**Stored data**
━━━━━━━━━━━━━━━━━━━━

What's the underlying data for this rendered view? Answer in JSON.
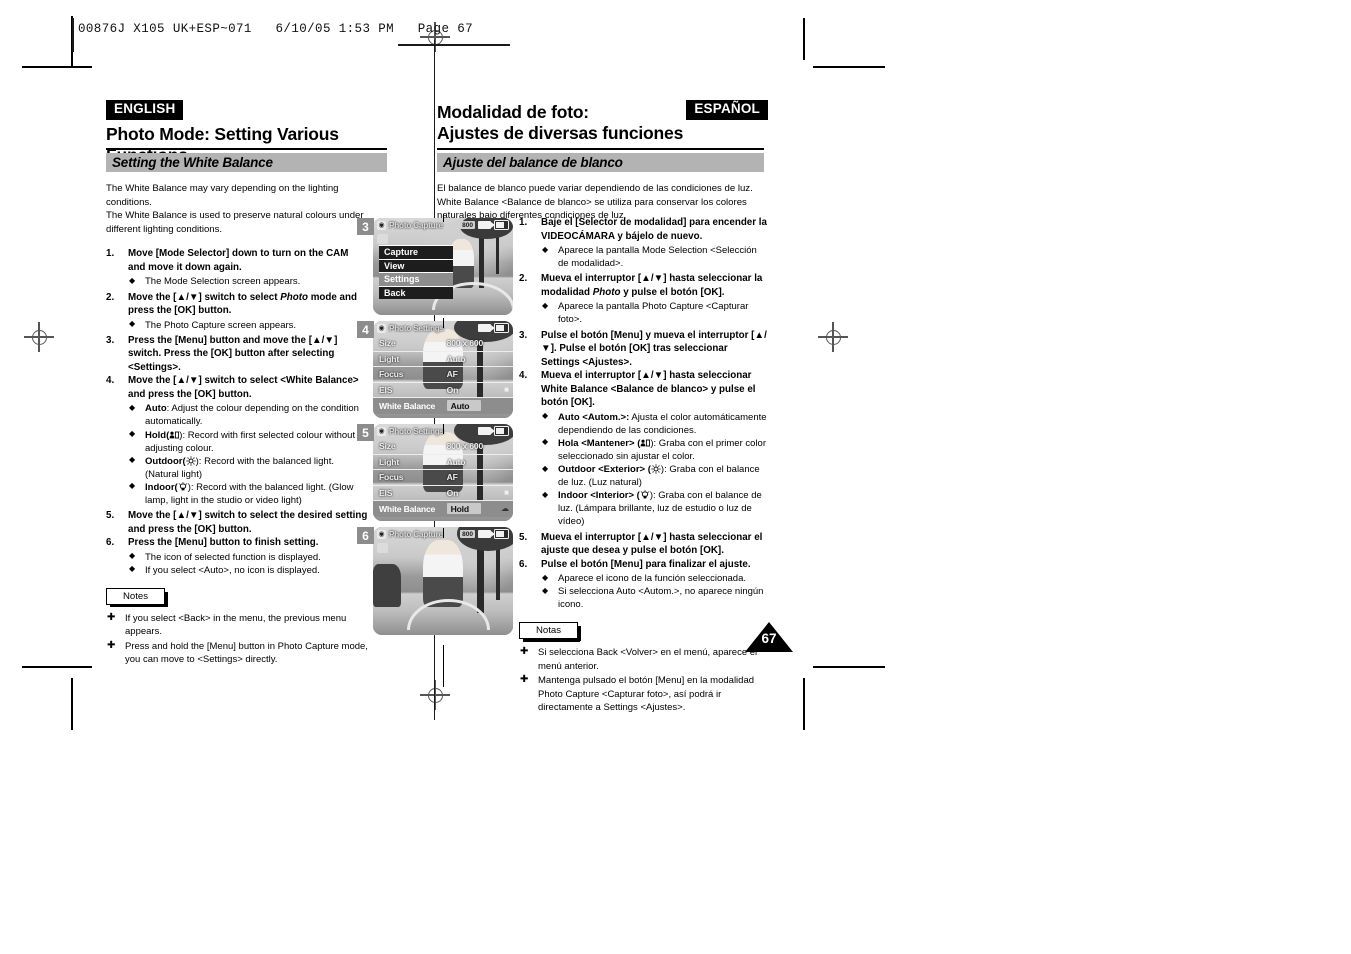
{
  "slug": "00876J X105 UK+ESP~071   6/10/05 1:53 PM   Page 67",
  "english": {
    "tag": "ENGLISH",
    "title": "Photo Mode: Setting Various Functions",
    "section": "Setting the White Balance",
    "intro": [
      "The White Balance may vary depending on the lighting conditions.",
      "The White Balance is used to preserve natural colours under different lighting conditions."
    ],
    "steps": [
      {
        "num": "1.",
        "text": "Move [Mode Selector] down to turn on the CAM and move it down again.",
        "bullets": [
          "The Mode Selection screen appears."
        ]
      },
      {
        "num": "2.",
        "text_a": "Move the [▲/▼] switch to select ",
        "text_em": "Photo",
        "text_b": " mode and press the [OK] button.",
        "bullets": [
          "The Photo Capture screen appears."
        ]
      },
      {
        "num": "3.",
        "text": "Press the [Menu] button and move the [▲/▼] switch. Press the [OK] button after selecting <Settings>.",
        "bullets": []
      },
      {
        "num": "4.",
        "text": "Move the [▲/▼] switch to select <White Balance> and press the [OK] button.",
        "bullets_rich": [
          {
            "lead": "Auto",
            "rest": ": Adjust the colour depending on the condition automatically."
          },
          {
            "lead": "Hold(",
            "icon": "hold-icon",
            "rest": "): Record with first selected colour without adjusting colour."
          },
          {
            "lead": "Outdoor(",
            "icon": "sun-icon",
            "rest": "): Record with the balanced light. (Natural light)"
          },
          {
            "lead": "Indoor(",
            "icon": "bulb-icon",
            "rest": "): Record with the balanced light. (Glow lamp, light in the studio or video light)"
          }
        ]
      },
      {
        "num": "5.",
        "text": "Move the [▲/▼] switch to select the desired setting and press the [OK] button.",
        "bullets": []
      },
      {
        "num": "6.",
        "text": "Press the [Menu] button to finish setting.",
        "bullets": [
          "The icon of selected function is displayed.",
          "If you select <Auto>, no icon is displayed."
        ]
      }
    ],
    "notes_label": "Notes",
    "notes": [
      "If you select <Back> in the menu, the previous menu appears.",
      "Press and hold the [Menu] button in Photo Capture mode, you can move to <Settings> directly."
    ]
  },
  "spanish": {
    "tag": "ESPAÑOL",
    "title_line1": "Modalidad de foto:",
    "title_line2": "Ajustes de diversas funciones",
    "section": "Ajuste del balance de blanco",
    "intro": [
      "El balance de blanco puede variar dependiendo de las condiciones de luz.",
      "White Balance <Balance de blanco> se utiliza para conservar los colores naturales bajo diferentes condiciones de luz."
    ],
    "steps": [
      {
        "num": "1.",
        "text": "Baje el [Selector de modalidad] para encender la VIDEOCÁMARA y bájelo de nuevo.",
        "bullets": [
          "Aparece la pantalla Mode Selection <Selección de modalidad>."
        ]
      },
      {
        "num": "2.",
        "text_a": "Mueva el interruptor [▲/▼] hasta seleccionar la modalidad ",
        "text_em": "Photo",
        "text_b": " y pulse el botón [OK].",
        "bullets": [
          "Aparece la pantalla Photo Capture <Capturar foto>."
        ]
      },
      {
        "num": "3.",
        "text": "Pulse el botón [Menu] y mueva el interruptor [▲/▼]. Pulse el botón [OK] tras seleccionar Settings <Ajustes>.",
        "bullets": []
      },
      {
        "num": "4.",
        "text": "Mueva el interruptor [▲/▼] hasta seleccionar White Balance <Balance de blanco> y pulse el botón [OK].",
        "bullets_rich": [
          {
            "lead": "Auto <Autom.>:",
            "rest": " Ajusta el color automáticamente dependiendo de las condiciones."
          },
          {
            "lead": "Hola <Mantener> (",
            "icon": "hold-icon",
            "rest": "): Graba con el primer color seleccionado sin ajustar el color."
          },
          {
            "lead": "Outdoor <Exterior> (",
            "icon": "sun-icon",
            "rest": "): Graba con el balance de luz. (Luz natural)"
          },
          {
            "lead": "Indoor <Interior> (",
            "icon": "bulb-icon",
            "rest": "): Graba con el balance de luz. (Lámpara brillante, luz de estudio o luz de vídeo)"
          }
        ]
      },
      {
        "num": "5.",
        "text": "Mueva el interruptor [▲/▼] hasta seleccionar el ajuste que desea y pulse el botón [OK].",
        "bullets": []
      },
      {
        "num": "6.",
        "text": "Pulse el botón [Menu] para finalizar el ajuste.",
        "bullets": [
          "Aparece el icono de la función seleccionada.",
          "Si selecciona Auto <Autom.>, no aparece ningún icono."
        ]
      }
    ],
    "notes_label": "Notas",
    "notes": [
      "Si selecciona Back <Volver> en el menú, aparece el menú anterior.",
      "Mantenga pulsado el botón [Menu] en la modalidad Photo Capture <Capturar foto>, así podrá ir directamente a Settings <Ajustes>."
    ]
  },
  "screens": [
    {
      "num": "3",
      "osd_title": "Photo Capture",
      "osd_res": "800",
      "menu": [
        {
          "label": "Capture",
          "selected": false
        },
        {
          "label": "View",
          "selected": false
        },
        {
          "label": "Settings",
          "selected": true
        },
        {
          "label": "Back",
          "selected": false
        }
      ]
    },
    {
      "num": "4",
      "osd_title": "Photo Settings",
      "osd_res": "",
      "rows": [
        {
          "label": "Size",
          "value": "800 x 600",
          "highlight": false
        },
        {
          "label": "Light",
          "value": "Auto",
          "highlight": false
        },
        {
          "label": "Focus",
          "value": "AF",
          "highlight": false
        },
        {
          "label": "EIS",
          "value": "On",
          "highlight": false
        },
        {
          "label": "White Balance",
          "value": "Auto",
          "highlight": true
        }
      ]
    },
    {
      "num": "5",
      "osd_title": "Photo Settings",
      "osd_res": "",
      "rows": [
        {
          "label": "Size",
          "value": "800 x 600",
          "highlight": false
        },
        {
          "label": "Light",
          "value": "Auto",
          "highlight": false
        },
        {
          "label": "Focus",
          "value": "AF",
          "highlight": false
        },
        {
          "label": "EIS",
          "value": "On",
          "highlight": false
        },
        {
          "label": "White Balance",
          "value": "Hold",
          "highlight": true
        }
      ]
    },
    {
      "num": "6",
      "osd_title": "Photo Capture",
      "osd_res": "800",
      "menu": []
    }
  ],
  "page_number": "67"
}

━━━━━━━━━━━━━━━━━━━━

**What this task involves**
Transcribe every entry word for word, but skip the pictures.

**Answer for this exercise**
What's the underlying data for this rendered view? Answer in JSON.
{
  "slug": "00876J X105 UK+ESP~071   6/10/05 1:53 PM   Page 67",
  "english": {
    "tag": "ENGLISH",
    "title": "Photo Mode: Setting Various Functions",
    "section": "Setting the White Balance",
    "intro": [
      "The White Balance may vary depending on the lighting conditions.",
      "The White Balance is used to preserve natural colours under different lighting conditions."
    ],
    "steps": [
      {
        "num": "1.",
        "text": "Move [Mode Selector] down to turn on the CAM and move it down again.",
        "bullets": [
          "The Mode Selection screen appears."
        ]
      },
      {
        "num": "2.",
        "text_a": "Move the [▲/▼] switch to select ",
        "text_em": "Photo",
        "text_b": " mode and press the [OK] button.",
        "bullets": [
          "The Photo Capture screen appears."
        ]
      },
      {
        "num": "3.",
        "text": "Press the [Menu] button and move the [▲/▼] switch. Press the [OK] button after selecting <Settings>.",
        "bullets": []
      },
      {
        "num": "4.",
        "text": "Move the [▲/▼] switch to select <White Balance> and press the [OK] button.",
        "bullets_rich": [
          {
            "lead": "Auto",
            "rest": ": Adjust the colour depending on the condition automatically."
          },
          {
            "lead": "Hold(",
            "icon": "hold-icon",
            "rest": "): Record with first selected colour without adjusting colour."
          },
          {
            "lead": "Outdoor(",
            "icon": "sun-icon",
            "rest": "): Record with the balanced light. (Natural light)"
          },
          {
            "lead": "Indoor(",
            "icon": "bulb-icon",
            "rest": "): Record with the balanced light. (Glow lamp, light in the studio or video light)"
          }
        ]
      },
      {
        "num": "5.",
        "text": "Move the [▲/▼] switch to select the desired setting and press the [OK] button.",
        "bullets": []
      },
      {
        "num": "6.",
        "text": "Press the [Menu] button to finish setting.",
        "bullets": [
          "The icon of selected function is displayed.",
          "If you select <Auto>, no icon is displayed."
        ]
      }
    ],
    "notes_label": "Notes",
    "notes": [
      "If you select <Back> in the menu, the previous menu appears.",
      "Press and hold the [Menu] button in Photo Capture mode, you can move to <Settings> directly."
    ]
  },
  "spanish": {
    "tag": "ESPAÑOL",
    "title_line1": "Modalidad de foto:",
    "title_line2": "Ajustes de diversas funciones",
    "section": "Ajuste del balance de blanco",
    "intro": [
      "El balance de blanco puede variar dependiendo de las condiciones de luz.",
      "White Balance <Balance de blanco> se utiliza para conservar los colores naturales bajo diferentes condiciones de luz."
    ],
    "steps": [
      {
        "num": "1.",
        "text": "Baje el [Selector de modalidad] para encender la VIDEOCÁMARA y bájelo de nuevo.",
        "bullets": [
          "Aparece la pantalla Mode Selection <Selección de modalidad>."
        ]
      },
      {
        "num": "2.",
        "text_a": "Mueva el interruptor [▲/▼] hasta seleccionar la modalidad ",
        "text_em": "Photo",
        "text_b": " y pulse el botón [OK].",
        "bullets": [
          "Aparece la pantalla Photo Capture <Capturar foto>."
        ]
      },
      {
        "num": "3.",
        "text": "Pulse el botón [Menu] y mueva el interruptor [▲/▼]. Pulse el botón [OK] tras seleccionar Settings <Ajustes>.",
        "bullets": []
      },
      {
        "num": "4.",
        "text": "Mueva el interruptor [▲/▼] hasta seleccionar White Balance <Balance de blanco> y pulse el botón [OK].",
        "bullets_rich": [
          {
            "lead": "Auto <Autom.>:",
            "rest": " Ajusta el color automáticamente dependiendo de las condiciones."
          },
          {
            "lead": "Hola <Mantener> (",
            "icon": "hold-icon",
            "rest": "): Graba con el primer color seleccionado sin ajustar el color."
          },
          {
            "lead": "Outdoor <Exterior> (",
            "icon": "sun-icon",
            "rest": "): Graba con el balance de luz. (Luz natural)"
          },
          {
            "lead": "Indoor <Interior> (",
            "icon": "bulb-icon",
            "rest": "): Graba con el balance de luz. (Lámpara brillante, luz de estudio o luz de vídeo)"
          }
        ]
      },
      {
        "num": "5.",
        "text": "Mueva el interruptor [▲/▼] hasta seleccionar el ajuste que desea y pulse el botón [OK].",
        "bullets": []
      },
      {
        "num": "6.",
        "text": "Pulse el botón [Menu] para finalizar el ajuste.",
        "bullets": [
          "Aparece el icono de la función seleccionada.",
          "Si selecciona Auto <Autom.>, no aparece ningún icono."
        ]
      }
    ],
    "notes_label": "Notas",
    "notes": [
      "Si selecciona Back <Volver> en el menú, aparece el menú anterior.",
      "Mantenga pulsado el botón [Menu] en la modalidad Photo Capture <Capturar foto>, así podrá ir directamente a Settings <Ajustes>."
    ]
  },
  "screens": [
    {
      "num": "3",
      "osd_title": "Photo Capture",
      "osd_res": "800",
      "menu": [
        {
          "label": "Capture",
          "selected": false
        },
        {
          "label": "View",
          "selected": false
        },
        {
          "label": "Settings",
          "selected": true
        },
        {
          "label": "Back",
          "selected": false
        }
      ]
    },
    {
      "num": "4",
      "osd_title": "Photo Settings",
      "osd_res": "",
      "rows": [
        {
          "label": "Size",
          "value": "800 x 600",
          "highlight": false
        },
        {
          "label": "Light",
          "value": "Auto",
          "highlight": false
        },
        {
          "label": "Focus",
          "value": "AF",
          "highlight": false
        },
        {
          "label": "EIS",
          "value": "On",
          "highlight": false
        },
        {
          "label": "White Balance",
          "value": "Auto",
          "highlight": true
        }
      ]
    },
    {
      "num": "5",
      "osd_title": "Photo Settings",
      "osd_res": "",
      "rows": [
        {
          "label": "Size",
          "value": "800 x 600",
          "highlight": false
        },
        {
          "label": "Light",
          "value": "Auto",
          "highlight": false
        },
        {
          "label": "Focus",
          "value": "AF",
          "highlight": false
        },
        {
          "label": "EIS",
          "value": "On",
          "highlight": false
        },
        {
          "label": "White Balance",
          "value": "Hold",
          "highlight": true
        }
      ]
    },
    {
      "num": "6",
      "osd_title": "Photo Capture",
      "osd_res": "800",
      "menu": []
    }
  ],
  "page_number": "67"
}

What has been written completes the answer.